---- THE DATA

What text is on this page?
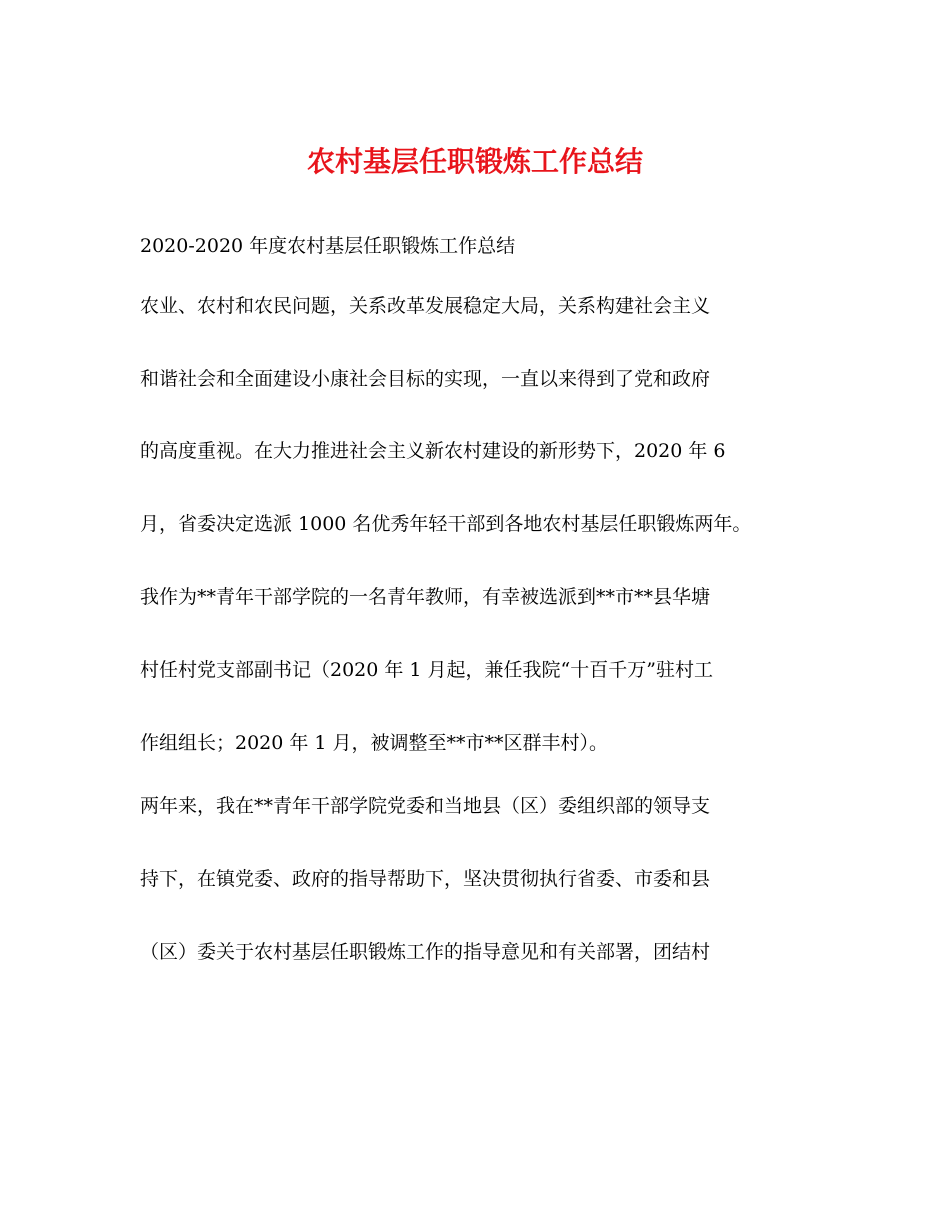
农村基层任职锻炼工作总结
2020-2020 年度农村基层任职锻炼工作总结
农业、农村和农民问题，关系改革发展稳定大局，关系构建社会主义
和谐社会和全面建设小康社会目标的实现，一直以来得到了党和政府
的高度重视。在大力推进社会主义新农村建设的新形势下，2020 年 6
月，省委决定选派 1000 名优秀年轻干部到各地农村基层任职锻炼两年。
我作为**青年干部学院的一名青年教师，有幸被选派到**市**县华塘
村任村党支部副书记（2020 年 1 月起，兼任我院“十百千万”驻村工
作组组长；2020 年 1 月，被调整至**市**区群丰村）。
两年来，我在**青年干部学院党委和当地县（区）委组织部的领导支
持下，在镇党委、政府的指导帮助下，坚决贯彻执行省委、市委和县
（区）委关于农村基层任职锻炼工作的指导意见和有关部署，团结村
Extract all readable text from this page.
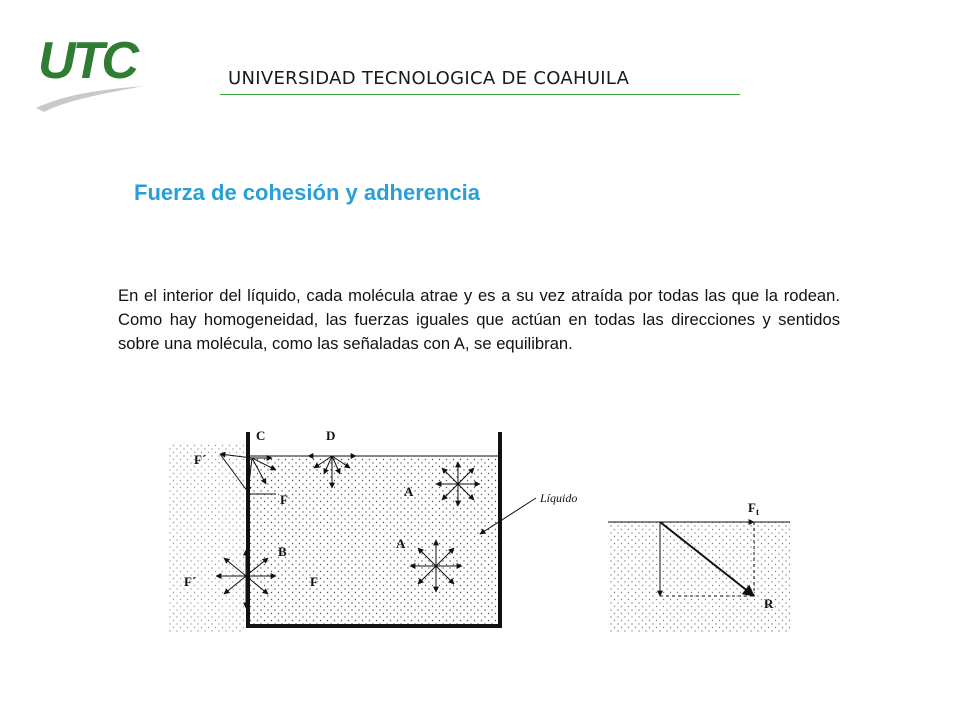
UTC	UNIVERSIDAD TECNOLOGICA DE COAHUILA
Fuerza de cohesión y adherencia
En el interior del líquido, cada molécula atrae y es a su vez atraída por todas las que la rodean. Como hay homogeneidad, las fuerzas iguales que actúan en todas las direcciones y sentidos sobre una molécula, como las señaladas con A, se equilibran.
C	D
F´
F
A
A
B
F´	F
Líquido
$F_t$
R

--------

• _PROBLEM TO WORK ON_
Among the lines above, how many contain the string "this"? State the number alone.

• _SOLUTION TO THE PROBLEM_
2